Scan the data beneath this task and copy each line that includes "Quran".

> Listed entries
+++
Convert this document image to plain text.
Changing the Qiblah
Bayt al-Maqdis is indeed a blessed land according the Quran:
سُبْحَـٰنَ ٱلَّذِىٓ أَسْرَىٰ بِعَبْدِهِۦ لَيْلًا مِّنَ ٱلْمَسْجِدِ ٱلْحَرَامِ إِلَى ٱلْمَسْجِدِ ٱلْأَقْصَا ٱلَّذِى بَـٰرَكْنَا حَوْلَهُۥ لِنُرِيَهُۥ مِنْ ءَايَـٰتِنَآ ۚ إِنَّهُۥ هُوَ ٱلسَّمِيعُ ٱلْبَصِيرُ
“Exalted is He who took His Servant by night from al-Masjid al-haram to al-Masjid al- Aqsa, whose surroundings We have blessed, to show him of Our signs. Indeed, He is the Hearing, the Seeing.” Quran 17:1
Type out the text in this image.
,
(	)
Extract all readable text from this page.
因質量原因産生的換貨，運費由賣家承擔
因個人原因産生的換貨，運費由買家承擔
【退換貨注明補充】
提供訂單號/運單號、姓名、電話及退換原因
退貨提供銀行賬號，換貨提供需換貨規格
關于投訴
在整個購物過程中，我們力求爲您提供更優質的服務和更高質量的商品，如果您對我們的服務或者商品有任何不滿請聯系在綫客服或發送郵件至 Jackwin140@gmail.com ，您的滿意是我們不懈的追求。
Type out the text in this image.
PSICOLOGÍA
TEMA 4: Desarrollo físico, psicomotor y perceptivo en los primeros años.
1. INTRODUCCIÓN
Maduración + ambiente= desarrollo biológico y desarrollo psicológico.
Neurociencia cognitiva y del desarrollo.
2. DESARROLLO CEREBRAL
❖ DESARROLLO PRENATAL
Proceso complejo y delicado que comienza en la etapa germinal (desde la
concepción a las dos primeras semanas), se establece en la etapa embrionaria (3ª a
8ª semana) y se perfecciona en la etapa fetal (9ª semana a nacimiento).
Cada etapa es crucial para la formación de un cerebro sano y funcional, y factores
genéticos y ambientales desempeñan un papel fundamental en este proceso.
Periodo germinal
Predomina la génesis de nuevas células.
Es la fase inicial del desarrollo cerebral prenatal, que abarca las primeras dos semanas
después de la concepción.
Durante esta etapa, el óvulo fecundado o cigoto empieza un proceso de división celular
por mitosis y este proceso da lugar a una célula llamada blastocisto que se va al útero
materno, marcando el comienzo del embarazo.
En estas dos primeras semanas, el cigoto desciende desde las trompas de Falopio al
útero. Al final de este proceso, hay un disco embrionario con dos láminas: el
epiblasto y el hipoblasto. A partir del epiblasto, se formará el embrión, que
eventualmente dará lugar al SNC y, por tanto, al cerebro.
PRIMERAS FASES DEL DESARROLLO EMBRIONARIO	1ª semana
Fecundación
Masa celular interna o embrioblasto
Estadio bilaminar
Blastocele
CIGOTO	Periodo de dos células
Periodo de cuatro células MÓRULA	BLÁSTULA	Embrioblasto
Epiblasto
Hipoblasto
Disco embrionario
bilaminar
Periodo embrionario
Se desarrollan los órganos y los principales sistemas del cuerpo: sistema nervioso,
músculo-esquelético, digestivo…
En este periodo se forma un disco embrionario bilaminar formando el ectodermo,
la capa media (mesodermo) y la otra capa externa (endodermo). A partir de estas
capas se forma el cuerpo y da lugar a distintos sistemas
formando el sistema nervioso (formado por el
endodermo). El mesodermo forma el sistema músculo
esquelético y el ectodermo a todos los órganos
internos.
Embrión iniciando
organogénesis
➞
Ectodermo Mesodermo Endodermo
+++
> Result
Bayt al-Maqdis is indeed a blessed land according the Quran:
“Exalted is He who took His Servant by night from al-Masjid al-haram to al-Masjid al- Aqsa, whose surroundings We have blessed, to show him of Our signs. Indeed, He is the Hearing, the Seeing.” Quran 17:1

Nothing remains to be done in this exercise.